### Your goal
Transcribe the stretch of the shock disassembly instructions from "Turn them so" through "can be removed.".

### Excerpted passage
+ + + + + + +

Now, lever the cover down to get two larger flat blade screwdrivers in, one on each side. Protect the paint.
Turn them so that they are edgewise and hold the can as far down as possible. The paint is not worth protecting on this shock. You may need to change screwdrivers or use pieces of wood to hold the can down. The idea is to put larger and larger pieces to hold the cover down more and more.
This should give you access to the 2 or 3 round rubber donuts, just under the top piece and on the round shaft. Move the rubber bumpers down to get access to the round shaft. That will expose the two flat places milled on the shaft for a 9 mm open-end wrench. Use the 9 mm open-end wrench on the flats and a round Tommy bar in the hole of the top piece. Wrap tape around the wrench to protect the paint. The wrench will hold the spring compressed, and the tools can be removed.
You may be able to turn the top piece now off, but probably not. Use a propane torch to heat it up. No matter how you compress the spring, you may need to heat the top casting to get it off.
Avoid burning the rubber in the top bushing. Set the temperature to boiling water (read; sizzle spit), which should be enough to turn the top off. Let it cool gradually. With one hand holding the cover down, carefully remove the 9 mm wrench with the other. Remove the cover and spring.
Two person disassembly
Put the shock upright in a vise and tighten it on the bottom (eye) mounting part. Grab the can, or shock cover, with both hands and pull it down against the spring. It must be pulled down about 1,” Have your helper use a screwdriver to slide the rubber donuts down 1/2″ to expose the shaft. Now slip a 9 mm open end wrench onto the two flats that are on the shaft. With the wrench on the flats, the can no longer needs to be held. The wrench will hold the can down and the compressed spring. Put a round tommy bar in the top (eye) mounting hole and unscrew the top. The aluminum top will usually need some heat to free it up.

+ + + + + + +

### Material shown
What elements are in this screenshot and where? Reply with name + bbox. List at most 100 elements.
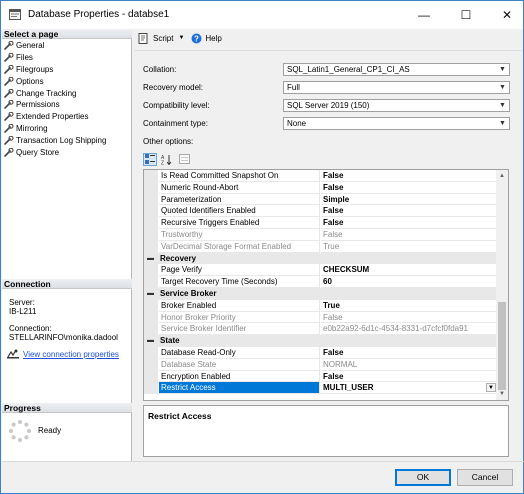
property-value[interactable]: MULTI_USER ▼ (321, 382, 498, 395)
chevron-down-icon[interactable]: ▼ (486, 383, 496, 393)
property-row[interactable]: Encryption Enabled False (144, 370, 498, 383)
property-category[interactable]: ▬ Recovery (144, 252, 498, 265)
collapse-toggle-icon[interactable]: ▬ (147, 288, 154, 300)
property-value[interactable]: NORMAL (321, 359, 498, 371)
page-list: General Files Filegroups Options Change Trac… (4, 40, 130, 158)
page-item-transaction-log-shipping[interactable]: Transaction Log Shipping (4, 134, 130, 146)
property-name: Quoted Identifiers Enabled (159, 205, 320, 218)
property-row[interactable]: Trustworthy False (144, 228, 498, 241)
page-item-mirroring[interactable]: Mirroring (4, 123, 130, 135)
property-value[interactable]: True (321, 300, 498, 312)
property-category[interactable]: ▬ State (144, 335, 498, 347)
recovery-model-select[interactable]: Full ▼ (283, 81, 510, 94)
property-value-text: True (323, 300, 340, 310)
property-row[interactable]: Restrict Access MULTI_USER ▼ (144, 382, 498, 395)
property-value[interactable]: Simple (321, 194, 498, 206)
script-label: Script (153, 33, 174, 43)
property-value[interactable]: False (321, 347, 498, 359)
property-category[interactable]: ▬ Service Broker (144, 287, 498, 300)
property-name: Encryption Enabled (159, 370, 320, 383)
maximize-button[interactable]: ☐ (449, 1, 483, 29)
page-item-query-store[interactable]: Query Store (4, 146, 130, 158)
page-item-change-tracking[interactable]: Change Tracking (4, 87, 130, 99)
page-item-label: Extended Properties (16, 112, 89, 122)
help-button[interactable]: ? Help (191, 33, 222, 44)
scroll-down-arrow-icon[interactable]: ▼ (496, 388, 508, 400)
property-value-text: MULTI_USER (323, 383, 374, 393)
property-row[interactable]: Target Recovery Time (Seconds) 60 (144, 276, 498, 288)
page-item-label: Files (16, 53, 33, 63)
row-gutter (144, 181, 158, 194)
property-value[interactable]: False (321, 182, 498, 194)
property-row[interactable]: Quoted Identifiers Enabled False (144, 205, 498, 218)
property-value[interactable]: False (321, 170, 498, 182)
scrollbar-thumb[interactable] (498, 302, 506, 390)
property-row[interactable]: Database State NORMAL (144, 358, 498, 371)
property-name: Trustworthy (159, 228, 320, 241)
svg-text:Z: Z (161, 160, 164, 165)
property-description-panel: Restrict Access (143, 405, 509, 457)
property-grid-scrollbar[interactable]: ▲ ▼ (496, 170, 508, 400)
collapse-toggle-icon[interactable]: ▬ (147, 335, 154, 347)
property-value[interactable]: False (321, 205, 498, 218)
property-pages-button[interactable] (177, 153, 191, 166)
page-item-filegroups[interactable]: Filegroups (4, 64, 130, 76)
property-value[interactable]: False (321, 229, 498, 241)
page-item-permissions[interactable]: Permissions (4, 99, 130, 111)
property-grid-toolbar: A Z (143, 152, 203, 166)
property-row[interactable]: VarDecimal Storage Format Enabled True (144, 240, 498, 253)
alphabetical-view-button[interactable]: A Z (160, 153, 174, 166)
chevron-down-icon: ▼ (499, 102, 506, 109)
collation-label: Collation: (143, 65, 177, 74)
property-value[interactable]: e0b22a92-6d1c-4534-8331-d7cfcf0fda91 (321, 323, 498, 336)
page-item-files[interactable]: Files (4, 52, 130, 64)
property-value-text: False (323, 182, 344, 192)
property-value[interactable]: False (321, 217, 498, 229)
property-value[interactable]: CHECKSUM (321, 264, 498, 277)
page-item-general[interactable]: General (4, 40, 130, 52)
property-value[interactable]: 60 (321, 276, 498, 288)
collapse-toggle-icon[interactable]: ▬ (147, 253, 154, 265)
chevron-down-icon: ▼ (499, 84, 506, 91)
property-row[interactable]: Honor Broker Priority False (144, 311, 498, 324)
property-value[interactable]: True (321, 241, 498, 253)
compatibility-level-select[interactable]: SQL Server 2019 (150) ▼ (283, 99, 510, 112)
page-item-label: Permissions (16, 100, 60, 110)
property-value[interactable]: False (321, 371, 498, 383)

+ + + + + + +

### Solution
Turn them so that they are edgewise and hold the can as far down as possible. The paint is not worth protecting on this shock. You may need to change screwdrivers or use pieces of wood to hold the can down. The idea is to put larger and larger pieces to hold the cover down more and more.
This should give you access to the 2 or 3 round rubber donuts, just under the top piece and on the round shaft. Move the rubber bumpers down to get access to the round shaft. That will expose the two flat places milled on the shaft for a 9 mm open-end wrench. Use the 9 mm open-end wrench on the flats and a round Tommy bar in the hole of the top piece. Wrap tape around the wrench to protect the paint. The wrench will hold the spring compressed, and the tools can be removed.